*Task directions*.
Tally how many lines of these entries hold the string "user". Return the number alone.

*Exercise data*.
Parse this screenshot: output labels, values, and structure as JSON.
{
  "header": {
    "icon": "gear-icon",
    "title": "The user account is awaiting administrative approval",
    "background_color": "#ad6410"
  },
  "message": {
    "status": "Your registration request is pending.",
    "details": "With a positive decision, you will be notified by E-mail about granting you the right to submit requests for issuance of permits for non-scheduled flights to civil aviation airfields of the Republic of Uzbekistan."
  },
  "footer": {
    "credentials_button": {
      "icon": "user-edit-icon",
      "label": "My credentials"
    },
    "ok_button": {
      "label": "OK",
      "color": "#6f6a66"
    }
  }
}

*Result below*.
2